*** Opening DATASET EXCERPTS ***

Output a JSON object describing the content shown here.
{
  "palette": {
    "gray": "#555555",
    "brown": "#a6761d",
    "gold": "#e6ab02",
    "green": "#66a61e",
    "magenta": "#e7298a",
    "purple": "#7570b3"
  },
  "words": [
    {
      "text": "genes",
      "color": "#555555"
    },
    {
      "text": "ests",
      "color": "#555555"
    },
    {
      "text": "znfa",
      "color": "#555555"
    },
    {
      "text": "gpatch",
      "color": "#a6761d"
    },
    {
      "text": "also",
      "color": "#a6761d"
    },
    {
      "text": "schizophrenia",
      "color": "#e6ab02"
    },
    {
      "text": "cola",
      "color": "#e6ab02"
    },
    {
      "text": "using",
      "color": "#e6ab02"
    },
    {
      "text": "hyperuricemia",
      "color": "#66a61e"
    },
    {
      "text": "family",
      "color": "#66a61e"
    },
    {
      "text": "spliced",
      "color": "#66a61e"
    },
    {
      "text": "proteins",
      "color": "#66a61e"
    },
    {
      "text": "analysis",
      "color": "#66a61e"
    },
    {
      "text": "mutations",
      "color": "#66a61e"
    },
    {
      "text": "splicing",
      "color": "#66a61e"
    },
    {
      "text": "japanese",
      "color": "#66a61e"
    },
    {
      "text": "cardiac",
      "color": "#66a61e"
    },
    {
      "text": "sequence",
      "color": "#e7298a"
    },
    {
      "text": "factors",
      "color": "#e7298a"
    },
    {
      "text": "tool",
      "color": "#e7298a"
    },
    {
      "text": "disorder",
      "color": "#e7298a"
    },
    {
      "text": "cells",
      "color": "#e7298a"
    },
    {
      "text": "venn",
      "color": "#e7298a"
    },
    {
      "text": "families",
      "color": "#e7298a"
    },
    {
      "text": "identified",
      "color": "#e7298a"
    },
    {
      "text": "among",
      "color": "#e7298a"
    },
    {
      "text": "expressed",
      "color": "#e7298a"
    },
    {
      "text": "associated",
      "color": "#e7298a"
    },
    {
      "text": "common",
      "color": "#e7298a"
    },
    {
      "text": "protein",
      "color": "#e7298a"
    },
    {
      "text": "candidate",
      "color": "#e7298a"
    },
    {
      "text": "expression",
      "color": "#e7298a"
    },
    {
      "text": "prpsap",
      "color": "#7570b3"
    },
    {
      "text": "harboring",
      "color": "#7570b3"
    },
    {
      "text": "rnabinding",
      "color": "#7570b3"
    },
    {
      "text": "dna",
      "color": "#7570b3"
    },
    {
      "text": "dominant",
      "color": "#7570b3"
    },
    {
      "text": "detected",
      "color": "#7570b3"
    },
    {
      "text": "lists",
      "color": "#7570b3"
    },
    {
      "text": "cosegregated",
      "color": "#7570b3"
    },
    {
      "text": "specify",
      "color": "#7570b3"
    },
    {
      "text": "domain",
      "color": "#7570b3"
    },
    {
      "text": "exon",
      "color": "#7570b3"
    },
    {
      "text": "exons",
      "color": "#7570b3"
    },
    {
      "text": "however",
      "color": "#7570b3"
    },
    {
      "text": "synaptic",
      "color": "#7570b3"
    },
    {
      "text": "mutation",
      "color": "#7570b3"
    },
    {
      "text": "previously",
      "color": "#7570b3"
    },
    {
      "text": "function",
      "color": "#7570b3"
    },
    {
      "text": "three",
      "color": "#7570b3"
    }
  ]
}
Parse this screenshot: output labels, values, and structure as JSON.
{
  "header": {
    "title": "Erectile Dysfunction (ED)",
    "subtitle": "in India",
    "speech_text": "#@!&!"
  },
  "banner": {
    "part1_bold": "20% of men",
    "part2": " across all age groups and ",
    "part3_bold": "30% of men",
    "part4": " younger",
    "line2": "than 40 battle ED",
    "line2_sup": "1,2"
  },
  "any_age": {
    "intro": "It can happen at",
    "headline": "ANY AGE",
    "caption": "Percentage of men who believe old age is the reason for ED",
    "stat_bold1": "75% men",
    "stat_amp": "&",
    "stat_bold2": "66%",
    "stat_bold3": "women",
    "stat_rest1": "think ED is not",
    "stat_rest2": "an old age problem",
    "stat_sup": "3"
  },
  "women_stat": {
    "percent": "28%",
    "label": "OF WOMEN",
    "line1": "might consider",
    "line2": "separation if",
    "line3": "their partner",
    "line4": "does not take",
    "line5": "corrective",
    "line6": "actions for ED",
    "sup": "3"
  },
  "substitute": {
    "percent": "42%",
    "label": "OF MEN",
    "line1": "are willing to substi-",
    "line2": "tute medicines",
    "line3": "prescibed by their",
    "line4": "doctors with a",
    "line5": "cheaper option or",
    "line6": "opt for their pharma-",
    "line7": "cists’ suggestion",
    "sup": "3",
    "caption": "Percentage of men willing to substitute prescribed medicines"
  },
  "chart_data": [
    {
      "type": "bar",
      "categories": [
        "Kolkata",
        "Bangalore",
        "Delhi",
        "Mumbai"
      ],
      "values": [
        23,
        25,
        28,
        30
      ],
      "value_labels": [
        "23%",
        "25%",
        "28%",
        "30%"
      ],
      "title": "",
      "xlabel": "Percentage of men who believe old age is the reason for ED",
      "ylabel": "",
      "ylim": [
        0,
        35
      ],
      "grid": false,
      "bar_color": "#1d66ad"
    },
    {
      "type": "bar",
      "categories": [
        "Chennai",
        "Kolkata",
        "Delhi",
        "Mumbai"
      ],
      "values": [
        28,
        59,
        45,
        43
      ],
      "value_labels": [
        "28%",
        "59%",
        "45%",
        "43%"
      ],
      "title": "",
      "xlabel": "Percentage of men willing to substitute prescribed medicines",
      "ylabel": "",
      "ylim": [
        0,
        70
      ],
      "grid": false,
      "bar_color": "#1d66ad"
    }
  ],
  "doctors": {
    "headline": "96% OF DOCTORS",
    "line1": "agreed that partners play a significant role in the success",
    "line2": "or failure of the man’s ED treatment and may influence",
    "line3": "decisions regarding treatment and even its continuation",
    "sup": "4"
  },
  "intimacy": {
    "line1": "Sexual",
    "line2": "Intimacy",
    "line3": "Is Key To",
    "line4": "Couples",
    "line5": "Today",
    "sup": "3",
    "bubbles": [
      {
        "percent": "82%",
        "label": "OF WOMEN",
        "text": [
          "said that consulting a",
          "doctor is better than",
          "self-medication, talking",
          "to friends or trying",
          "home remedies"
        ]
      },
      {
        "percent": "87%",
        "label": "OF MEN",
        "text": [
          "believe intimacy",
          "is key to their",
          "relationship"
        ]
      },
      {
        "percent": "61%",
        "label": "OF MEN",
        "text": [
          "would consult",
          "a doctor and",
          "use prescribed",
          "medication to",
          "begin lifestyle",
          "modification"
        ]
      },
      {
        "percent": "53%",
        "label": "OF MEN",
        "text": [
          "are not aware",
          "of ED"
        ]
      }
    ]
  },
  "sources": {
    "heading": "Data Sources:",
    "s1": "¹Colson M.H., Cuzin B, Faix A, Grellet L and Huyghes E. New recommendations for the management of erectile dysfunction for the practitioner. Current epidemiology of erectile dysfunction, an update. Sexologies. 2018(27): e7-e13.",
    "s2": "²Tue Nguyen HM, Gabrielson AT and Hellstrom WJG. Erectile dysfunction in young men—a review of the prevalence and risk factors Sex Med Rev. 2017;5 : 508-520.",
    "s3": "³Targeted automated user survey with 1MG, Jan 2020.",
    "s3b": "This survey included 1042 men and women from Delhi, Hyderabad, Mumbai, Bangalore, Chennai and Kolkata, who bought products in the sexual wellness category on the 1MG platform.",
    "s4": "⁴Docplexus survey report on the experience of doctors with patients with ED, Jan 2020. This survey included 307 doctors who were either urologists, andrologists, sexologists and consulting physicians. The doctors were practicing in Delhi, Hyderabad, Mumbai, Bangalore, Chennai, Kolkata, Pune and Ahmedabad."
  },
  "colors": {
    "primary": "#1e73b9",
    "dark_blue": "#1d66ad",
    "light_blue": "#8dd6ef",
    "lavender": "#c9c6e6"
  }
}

*** Closing DATASET EXCERPTS ***

_WHAT YOU ARE ASKED TO DO_
Only lines with the word "headline" count here; copy every one from the records.

_SOLUTION TO THIS PROBLEM_
    "headline": "ANY AGE",
    "headline": "96% OF DOCTORS",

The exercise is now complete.